start

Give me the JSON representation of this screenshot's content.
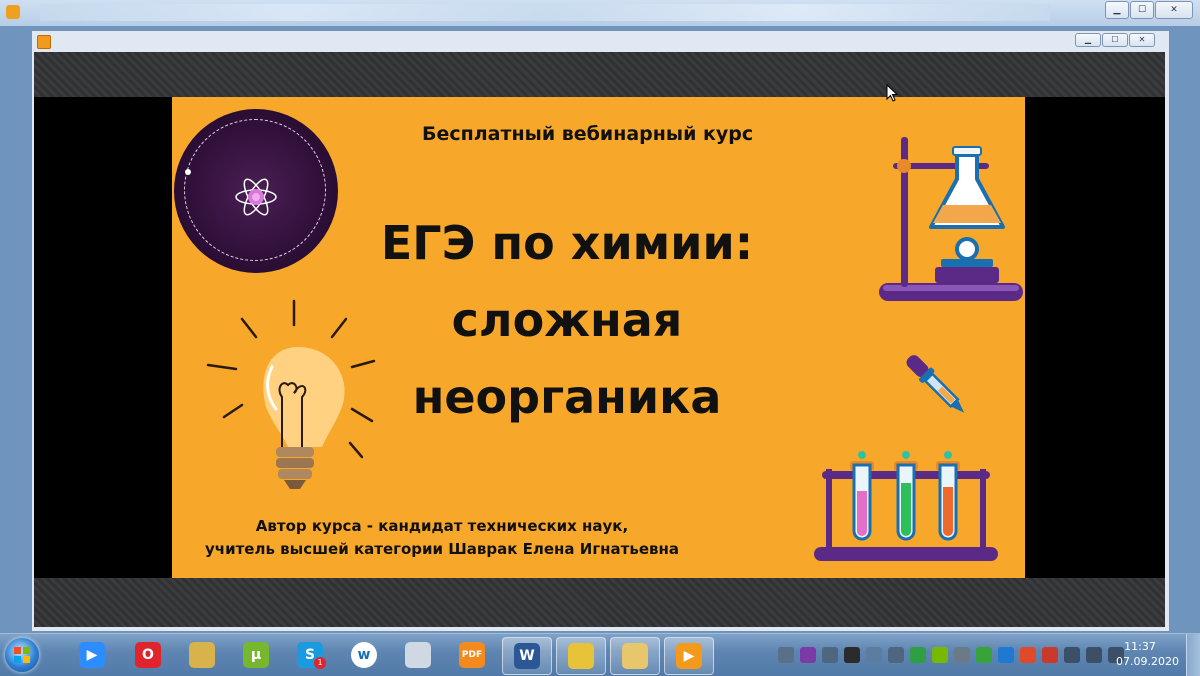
{
  "outer_window": {
    "controls": {
      "minimize": "▁",
      "maximize": "☐",
      "close": "✕"
    }
  },
  "player_window": {
    "controls": {
      "minimize": "▁",
      "maximize": "☐",
      "close": "✕"
    }
  },
  "slide": {
    "subtitle": "Бесплатный вебинарный курс",
    "title_lines": [
      "ЕГЭ по химии:",
      "сложная",
      "неорганика"
    ],
    "author_lines": [
      "Автор курса - кандидат технических наук,",
      "учитель высшей категории Шаврак Елена Игнатьевна"
    ],
    "colors": {
      "background": "#f7a82b",
      "accent_purple": "#5b2a86"
    }
  },
  "taskbar": {
    "apps": [
      {
        "name": "zoom-icon",
        "color": "#2d8cff",
        "glyph": "▶"
      },
      {
        "name": "opera-icon",
        "color": "#e0242b",
        "glyph": "O"
      },
      {
        "name": "folders-icon",
        "color": "#d8b24b",
        "glyph": ""
      },
      {
        "name": "utorrent-icon",
        "color": "#77b72e",
        "glyph": "µ"
      },
      {
        "name": "skype-icon",
        "color": "#1a9be0",
        "glyph": "S",
        "badge": "1"
      },
      {
        "name": "wrike-icon",
        "color": "#ffffff",
        "glyph": "w"
      },
      {
        "name": "paint-icon",
        "color": "#d0d8e4",
        "glyph": ""
      },
      {
        "name": "pdf-icon",
        "color": "#f28a1e",
        "glyph": "PDF"
      },
      {
        "name": "word-icon",
        "color": "#2b5797",
        "glyph": "W"
      },
      {
        "name": "chrome-icon",
        "color": "#e8c33a",
        "glyph": ""
      },
      {
        "name": "explorer-icon",
        "color": "#e8c66c",
        "glyph": ""
      },
      {
        "name": "media-player-icon",
        "color": "#f39a1d",
        "glyph": "▶"
      }
    ],
    "tray_icons": [
      {
        "name": "tray-pen-icon",
        "color": "#5a6f8a"
      },
      {
        "name": "tray-onenote-icon",
        "color": "#7b3aa6"
      },
      {
        "name": "tray-tool-icon",
        "color": "#4f6680"
      },
      {
        "name": "tray-dc-icon",
        "color": "#2b2b2b"
      },
      {
        "name": "tray-chevron-icon",
        "color": "#5d7da0"
      },
      {
        "name": "tray-usb-icon",
        "color": "#4f6680"
      },
      {
        "name": "tray-shield-icon",
        "color": "#2ea043"
      },
      {
        "name": "tray-nvidia-icon",
        "color": "#76b900"
      },
      {
        "name": "tray-mouse-icon",
        "color": "#6c7a88"
      },
      {
        "name": "tray-green-icon",
        "color": "#37a33a"
      },
      {
        "name": "tray-dropbox-icon",
        "color": "#1f78d1"
      },
      {
        "name": "tray-sync-icon",
        "color": "#e04a2a"
      },
      {
        "name": "tray-flag-icon",
        "color": "#c93a2c"
      },
      {
        "name": "tray-network-icon",
        "color": "#3b4f66"
      },
      {
        "name": "tray-signal-icon",
        "color": "#3b4f66"
      },
      {
        "name": "tray-volume-icon",
        "color": "#3b4f66"
      }
    ],
    "clock": {
      "time": "11:37",
      "date": "07.09.2020"
    }
  }
}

end

What to do →
Write out the data precisely as given, excluding the pictures.

The solution →
Give me the JSON representation of this screenshot's content.
{
  "outer_window": {
    "controls": {
      "minimize": "▁",
      "maximize": "☐",
      "close": "✕"
    }
  },
  "player_window": {
    "controls": {
      "minimize": "▁",
      "maximize": "☐",
      "close": "✕"
    }
  },
  "slide": {
    "subtitle": "Бесплатный вебинарный курс",
    "title_lines": [
      "ЕГЭ по химии:",
      "сложная",
      "неорганика"
    ],
    "author_lines": [
      "Автор курса - кандидат технических наук,",
      "учитель высшей категории Шаврак Елена Игнатьевна"
    ],
    "colors": {
      "background": "#f7a82b",
      "accent_purple": "#5b2a86"
    }
  },
  "taskbar": {
    "apps": [
      {
        "name": "zoom-icon",
        "color": "#2d8cff",
        "glyph": "▶"
      },
      {
        "name": "opera-icon",
        "color": "#e0242b",
        "glyph": "O"
      },
      {
        "name": "folders-icon",
        "color": "#d8b24b",
        "glyph": ""
      },
      {
        "name": "utorrent-icon",
        "color": "#77b72e",
        "glyph": "µ"
      },
      {
        "name": "skype-icon",
        "color": "#1a9be0",
        "glyph": "S",
        "badge": "1"
      },
      {
        "name": "wrike-icon",
        "color": "#ffffff",
        "glyph": "w"
      },
      {
        "name": "paint-icon",
        "color": "#d0d8e4",
        "glyph": ""
      },
      {
        "name": "pdf-icon",
        "color": "#f28a1e",
        "glyph": "PDF"
      },
      {
        "name": "word-icon",
        "color": "#2b5797",
        "glyph": "W"
      },
      {
        "name": "chrome-icon",
        "color": "#e8c33a",
        "glyph": ""
      },
      {
        "name": "explorer-icon",
        "color": "#e8c66c",
        "glyph": ""
      },
      {
        "name": "media-player-icon",
        "color": "#f39a1d",
        "glyph": "▶"
      }
    ],
    "tray_icons": [
      {
        "name": "tray-pen-icon",
        "color": "#5a6f8a"
      },
      {
        "name": "tray-onenote-icon",
        "color": "#7b3aa6"
      },
      {
        "name": "tray-tool-icon",
        "color": "#4f6680"
      },
      {
        "name": "tray-dc-icon",
        "color": "#2b2b2b"
      },
      {
        "name": "tray-chevron-icon",
        "color": "#5d7da0"
      },
      {
        "name": "tray-usb-icon",
        "color": "#4f6680"
      },
      {
        "name": "tray-shield-icon",
        "color": "#2ea043"
      },
      {
        "name": "tray-nvidia-icon",
        "color": "#76b900"
      },
      {
        "name": "tray-mouse-icon",
        "color": "#6c7a88"
      },
      {
        "name": "tray-green-icon",
        "color": "#37a33a"
      },
      {
        "name": "tray-dropbox-icon",
        "color": "#1f78d1"
      },
      {
        "name": "tray-sync-icon",
        "color": "#e04a2a"
      },
      {
        "name": "tray-flag-icon",
        "color": "#c93a2c"
      },
      {
        "name": "tray-network-icon",
        "color": "#3b4f66"
      },
      {
        "name": "tray-signal-icon",
        "color": "#3b4f66"
      },
      {
        "name": "tray-volume-icon",
        "color": "#3b4f66"
      }
    ],
    "clock": {
      "time": "11:37",
      "date": "07.09.2020"
    }
  }
}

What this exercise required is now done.